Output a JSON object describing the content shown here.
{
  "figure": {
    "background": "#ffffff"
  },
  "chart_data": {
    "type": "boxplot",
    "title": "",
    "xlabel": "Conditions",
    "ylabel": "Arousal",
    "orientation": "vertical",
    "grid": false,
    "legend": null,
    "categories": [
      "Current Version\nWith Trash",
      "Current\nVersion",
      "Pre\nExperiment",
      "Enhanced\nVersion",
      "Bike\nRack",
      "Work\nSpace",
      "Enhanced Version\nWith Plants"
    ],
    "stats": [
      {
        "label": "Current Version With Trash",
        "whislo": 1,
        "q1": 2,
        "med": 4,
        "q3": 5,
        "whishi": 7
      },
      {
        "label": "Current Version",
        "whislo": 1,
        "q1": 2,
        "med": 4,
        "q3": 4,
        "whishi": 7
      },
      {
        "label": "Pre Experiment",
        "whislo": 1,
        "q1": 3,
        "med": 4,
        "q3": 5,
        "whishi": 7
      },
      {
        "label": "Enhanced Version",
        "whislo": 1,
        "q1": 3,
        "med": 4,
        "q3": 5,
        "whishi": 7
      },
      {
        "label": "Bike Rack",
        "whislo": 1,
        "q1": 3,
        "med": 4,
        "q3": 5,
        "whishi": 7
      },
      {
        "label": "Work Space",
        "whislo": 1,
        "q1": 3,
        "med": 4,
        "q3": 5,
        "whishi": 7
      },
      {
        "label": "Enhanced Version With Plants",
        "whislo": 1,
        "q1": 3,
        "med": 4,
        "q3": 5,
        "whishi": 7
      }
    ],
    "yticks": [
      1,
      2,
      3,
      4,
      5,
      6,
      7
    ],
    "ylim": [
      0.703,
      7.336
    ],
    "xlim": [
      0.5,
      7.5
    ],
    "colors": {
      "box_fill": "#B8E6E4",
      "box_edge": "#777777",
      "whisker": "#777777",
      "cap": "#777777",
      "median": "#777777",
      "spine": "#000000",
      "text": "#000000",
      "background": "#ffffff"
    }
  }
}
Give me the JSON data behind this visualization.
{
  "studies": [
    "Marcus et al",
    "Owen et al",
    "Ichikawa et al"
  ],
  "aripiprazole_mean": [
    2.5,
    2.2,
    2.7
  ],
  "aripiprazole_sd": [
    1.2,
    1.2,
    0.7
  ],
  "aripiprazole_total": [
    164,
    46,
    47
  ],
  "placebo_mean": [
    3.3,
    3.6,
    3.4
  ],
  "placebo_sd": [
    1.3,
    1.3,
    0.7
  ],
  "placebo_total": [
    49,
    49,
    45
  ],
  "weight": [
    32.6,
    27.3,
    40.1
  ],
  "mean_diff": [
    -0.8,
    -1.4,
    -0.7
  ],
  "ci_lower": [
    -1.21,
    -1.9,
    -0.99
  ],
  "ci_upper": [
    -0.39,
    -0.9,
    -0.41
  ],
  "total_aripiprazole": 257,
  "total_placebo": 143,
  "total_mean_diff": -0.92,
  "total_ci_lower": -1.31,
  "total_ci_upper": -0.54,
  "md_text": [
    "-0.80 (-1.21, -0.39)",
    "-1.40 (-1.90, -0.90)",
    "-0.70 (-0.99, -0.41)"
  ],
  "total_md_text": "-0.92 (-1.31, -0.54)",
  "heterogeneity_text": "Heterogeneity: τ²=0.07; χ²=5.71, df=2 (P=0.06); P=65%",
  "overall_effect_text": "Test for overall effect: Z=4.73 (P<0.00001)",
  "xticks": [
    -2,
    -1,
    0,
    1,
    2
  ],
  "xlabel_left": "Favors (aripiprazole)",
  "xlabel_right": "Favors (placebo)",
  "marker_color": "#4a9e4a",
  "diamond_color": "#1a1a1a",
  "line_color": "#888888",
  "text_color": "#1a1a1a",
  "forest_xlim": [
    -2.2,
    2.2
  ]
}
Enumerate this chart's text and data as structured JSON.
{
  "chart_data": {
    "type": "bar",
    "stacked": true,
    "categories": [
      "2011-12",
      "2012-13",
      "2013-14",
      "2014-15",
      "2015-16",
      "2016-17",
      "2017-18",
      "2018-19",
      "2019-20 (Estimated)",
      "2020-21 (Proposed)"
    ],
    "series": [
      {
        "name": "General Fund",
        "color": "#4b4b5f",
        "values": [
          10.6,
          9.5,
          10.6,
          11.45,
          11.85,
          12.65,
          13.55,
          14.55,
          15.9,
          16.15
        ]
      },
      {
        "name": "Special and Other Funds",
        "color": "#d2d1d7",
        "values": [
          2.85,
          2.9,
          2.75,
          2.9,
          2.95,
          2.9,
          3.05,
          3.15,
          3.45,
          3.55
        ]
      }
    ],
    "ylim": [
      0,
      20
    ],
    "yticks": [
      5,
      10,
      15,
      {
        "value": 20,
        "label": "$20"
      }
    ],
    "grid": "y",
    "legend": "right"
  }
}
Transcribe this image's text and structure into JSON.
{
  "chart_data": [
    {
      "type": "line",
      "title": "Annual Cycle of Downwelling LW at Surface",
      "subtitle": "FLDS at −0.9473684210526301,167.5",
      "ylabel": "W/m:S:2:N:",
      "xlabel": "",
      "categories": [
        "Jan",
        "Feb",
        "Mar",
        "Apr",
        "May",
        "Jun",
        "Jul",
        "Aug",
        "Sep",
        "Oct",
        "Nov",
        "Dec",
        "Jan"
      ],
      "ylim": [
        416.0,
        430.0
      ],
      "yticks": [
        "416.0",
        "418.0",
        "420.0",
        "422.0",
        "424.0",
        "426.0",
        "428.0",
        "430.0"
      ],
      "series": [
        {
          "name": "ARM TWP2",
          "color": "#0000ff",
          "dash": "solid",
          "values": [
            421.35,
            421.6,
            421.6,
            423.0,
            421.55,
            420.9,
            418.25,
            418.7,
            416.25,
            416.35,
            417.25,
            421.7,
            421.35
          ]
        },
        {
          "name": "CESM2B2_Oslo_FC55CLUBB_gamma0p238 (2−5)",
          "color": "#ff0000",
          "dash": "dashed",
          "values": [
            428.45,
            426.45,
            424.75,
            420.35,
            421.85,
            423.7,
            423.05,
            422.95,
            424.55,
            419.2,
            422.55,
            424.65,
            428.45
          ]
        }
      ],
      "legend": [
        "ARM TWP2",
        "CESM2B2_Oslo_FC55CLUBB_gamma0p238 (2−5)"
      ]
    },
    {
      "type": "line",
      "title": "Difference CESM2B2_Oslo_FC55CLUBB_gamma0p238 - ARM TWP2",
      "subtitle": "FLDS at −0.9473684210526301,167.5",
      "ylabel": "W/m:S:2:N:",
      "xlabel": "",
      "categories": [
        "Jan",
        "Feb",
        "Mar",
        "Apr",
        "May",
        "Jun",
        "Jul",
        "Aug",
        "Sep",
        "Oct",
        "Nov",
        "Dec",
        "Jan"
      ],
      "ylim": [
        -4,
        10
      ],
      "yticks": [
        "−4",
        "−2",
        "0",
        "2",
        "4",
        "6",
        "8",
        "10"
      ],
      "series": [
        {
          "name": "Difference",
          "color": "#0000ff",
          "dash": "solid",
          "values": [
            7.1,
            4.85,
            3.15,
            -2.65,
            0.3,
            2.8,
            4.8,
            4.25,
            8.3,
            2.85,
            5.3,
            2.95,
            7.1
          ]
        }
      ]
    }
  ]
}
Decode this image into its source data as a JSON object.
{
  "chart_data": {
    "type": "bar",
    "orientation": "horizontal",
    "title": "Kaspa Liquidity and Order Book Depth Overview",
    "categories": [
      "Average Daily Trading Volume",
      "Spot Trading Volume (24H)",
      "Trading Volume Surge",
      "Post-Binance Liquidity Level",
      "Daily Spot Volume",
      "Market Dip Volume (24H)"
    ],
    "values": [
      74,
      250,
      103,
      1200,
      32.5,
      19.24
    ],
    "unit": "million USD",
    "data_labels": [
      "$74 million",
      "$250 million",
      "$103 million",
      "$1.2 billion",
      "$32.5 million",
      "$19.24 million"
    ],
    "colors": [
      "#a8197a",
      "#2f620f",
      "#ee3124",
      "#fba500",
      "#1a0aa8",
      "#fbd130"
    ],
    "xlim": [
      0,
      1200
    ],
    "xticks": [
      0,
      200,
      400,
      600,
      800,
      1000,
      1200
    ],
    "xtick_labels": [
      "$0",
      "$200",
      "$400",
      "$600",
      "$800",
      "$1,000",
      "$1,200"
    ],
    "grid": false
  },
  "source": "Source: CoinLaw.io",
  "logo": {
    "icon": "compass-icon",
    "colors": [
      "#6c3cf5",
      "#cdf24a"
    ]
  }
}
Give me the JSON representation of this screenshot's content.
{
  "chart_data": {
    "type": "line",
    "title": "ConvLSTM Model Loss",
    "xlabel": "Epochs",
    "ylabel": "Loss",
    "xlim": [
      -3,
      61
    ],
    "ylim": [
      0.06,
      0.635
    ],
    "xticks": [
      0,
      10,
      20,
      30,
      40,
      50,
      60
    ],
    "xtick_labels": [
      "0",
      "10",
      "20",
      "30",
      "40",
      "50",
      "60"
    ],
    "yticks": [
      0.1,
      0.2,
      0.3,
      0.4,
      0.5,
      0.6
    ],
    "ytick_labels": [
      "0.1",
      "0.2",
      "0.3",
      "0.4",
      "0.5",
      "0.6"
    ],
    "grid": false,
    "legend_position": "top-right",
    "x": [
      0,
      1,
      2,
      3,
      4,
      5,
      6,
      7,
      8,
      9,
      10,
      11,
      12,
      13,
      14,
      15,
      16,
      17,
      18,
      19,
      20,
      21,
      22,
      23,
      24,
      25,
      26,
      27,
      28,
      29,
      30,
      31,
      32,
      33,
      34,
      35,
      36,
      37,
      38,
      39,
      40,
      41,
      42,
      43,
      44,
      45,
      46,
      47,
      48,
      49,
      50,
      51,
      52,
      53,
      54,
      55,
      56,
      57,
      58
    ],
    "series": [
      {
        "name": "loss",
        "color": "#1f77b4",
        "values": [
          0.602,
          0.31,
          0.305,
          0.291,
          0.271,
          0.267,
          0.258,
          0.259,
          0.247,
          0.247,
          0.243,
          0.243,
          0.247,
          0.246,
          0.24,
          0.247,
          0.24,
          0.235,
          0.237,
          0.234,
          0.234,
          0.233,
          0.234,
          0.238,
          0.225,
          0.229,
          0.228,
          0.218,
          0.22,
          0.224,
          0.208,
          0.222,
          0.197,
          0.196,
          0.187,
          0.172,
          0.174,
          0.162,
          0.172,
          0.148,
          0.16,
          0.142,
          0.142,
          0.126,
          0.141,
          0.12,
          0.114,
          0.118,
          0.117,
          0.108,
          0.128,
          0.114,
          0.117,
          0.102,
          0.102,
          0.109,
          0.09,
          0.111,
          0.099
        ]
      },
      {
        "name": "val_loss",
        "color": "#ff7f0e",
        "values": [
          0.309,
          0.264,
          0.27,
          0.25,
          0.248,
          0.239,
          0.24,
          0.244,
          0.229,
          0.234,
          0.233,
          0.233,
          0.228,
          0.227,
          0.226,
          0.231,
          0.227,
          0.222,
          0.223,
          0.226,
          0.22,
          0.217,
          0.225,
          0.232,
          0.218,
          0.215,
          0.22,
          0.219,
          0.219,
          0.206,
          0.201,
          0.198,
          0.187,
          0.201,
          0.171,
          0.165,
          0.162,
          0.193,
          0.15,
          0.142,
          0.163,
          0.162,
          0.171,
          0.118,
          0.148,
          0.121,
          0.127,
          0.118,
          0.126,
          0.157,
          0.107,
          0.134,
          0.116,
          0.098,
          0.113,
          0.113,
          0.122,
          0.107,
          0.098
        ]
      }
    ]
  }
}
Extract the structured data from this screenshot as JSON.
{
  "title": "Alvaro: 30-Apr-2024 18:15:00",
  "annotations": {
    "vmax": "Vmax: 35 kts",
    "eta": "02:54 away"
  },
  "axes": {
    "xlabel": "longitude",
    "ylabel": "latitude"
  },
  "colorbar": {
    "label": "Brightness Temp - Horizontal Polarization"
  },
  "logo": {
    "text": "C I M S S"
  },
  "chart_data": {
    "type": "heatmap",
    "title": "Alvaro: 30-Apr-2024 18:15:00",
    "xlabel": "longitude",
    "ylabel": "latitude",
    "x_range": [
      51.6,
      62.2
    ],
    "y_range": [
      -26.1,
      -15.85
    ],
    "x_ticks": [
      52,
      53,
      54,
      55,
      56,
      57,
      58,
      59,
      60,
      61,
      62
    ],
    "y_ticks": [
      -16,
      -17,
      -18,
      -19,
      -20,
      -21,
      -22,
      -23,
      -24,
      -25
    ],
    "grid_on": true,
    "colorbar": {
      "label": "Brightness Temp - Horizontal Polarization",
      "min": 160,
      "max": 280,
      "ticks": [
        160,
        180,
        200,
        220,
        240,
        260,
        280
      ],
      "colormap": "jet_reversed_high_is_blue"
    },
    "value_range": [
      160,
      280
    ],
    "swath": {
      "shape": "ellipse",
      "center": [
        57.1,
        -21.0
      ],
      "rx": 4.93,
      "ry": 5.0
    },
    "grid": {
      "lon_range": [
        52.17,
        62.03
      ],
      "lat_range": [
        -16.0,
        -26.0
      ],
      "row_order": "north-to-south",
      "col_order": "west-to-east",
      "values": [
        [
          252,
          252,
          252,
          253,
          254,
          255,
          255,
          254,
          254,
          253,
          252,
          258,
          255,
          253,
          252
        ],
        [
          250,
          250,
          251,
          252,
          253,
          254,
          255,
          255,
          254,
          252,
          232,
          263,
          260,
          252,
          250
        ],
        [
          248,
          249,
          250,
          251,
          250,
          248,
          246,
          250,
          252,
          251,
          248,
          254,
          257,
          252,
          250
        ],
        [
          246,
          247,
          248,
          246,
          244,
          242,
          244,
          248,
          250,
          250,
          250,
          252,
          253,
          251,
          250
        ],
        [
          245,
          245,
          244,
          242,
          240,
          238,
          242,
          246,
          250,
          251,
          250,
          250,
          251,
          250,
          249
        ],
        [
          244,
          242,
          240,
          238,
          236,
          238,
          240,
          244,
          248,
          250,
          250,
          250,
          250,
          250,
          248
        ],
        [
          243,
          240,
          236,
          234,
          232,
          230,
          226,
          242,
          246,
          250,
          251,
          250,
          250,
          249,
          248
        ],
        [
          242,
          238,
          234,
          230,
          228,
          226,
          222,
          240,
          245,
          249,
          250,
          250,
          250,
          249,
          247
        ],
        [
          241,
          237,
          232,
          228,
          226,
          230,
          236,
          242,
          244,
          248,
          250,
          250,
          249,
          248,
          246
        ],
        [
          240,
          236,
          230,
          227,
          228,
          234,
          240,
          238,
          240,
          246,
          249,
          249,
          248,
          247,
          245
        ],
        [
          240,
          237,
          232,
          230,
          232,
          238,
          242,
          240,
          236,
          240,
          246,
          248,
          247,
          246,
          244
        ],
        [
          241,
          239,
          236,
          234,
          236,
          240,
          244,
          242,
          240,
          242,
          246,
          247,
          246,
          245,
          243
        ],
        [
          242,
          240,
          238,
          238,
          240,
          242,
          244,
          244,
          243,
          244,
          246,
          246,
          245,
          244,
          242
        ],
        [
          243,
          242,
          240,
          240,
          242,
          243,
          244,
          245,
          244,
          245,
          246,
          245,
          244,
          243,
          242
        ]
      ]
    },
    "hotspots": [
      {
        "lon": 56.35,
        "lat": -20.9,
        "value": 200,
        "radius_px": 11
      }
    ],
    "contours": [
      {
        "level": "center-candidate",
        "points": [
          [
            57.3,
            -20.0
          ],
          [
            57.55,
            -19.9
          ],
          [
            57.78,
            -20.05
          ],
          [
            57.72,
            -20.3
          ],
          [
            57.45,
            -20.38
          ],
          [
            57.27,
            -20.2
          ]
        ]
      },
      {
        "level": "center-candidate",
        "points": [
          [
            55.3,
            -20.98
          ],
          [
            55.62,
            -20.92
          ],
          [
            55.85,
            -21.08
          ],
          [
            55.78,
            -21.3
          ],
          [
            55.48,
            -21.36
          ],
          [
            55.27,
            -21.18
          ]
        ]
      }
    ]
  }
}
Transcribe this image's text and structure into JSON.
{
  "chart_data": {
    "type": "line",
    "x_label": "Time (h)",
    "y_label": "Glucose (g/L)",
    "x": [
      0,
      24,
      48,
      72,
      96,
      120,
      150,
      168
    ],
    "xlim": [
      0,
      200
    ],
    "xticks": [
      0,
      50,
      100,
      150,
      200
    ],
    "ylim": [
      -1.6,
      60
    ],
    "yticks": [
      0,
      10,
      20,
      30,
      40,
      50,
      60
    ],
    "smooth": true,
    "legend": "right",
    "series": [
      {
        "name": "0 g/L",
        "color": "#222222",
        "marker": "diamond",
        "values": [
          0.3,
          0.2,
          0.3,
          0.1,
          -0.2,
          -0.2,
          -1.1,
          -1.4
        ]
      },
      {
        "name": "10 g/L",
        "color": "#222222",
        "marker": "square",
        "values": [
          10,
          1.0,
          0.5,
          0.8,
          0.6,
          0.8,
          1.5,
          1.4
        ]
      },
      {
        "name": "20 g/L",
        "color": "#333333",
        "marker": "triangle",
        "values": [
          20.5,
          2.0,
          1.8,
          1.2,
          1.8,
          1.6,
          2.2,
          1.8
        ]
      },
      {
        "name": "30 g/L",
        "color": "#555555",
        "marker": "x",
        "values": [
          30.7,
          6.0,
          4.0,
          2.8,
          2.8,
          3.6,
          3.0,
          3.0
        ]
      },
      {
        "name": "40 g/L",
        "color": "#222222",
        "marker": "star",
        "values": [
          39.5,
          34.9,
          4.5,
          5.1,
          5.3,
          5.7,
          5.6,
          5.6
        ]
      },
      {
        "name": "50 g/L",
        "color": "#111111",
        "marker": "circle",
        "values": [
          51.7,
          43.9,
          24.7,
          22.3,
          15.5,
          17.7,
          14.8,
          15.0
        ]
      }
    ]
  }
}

* [Direction] From the data above, gather every line that includes the word "background".

* [Exercise response]
    "background": "#ffffff"
      "background": "#ffffff"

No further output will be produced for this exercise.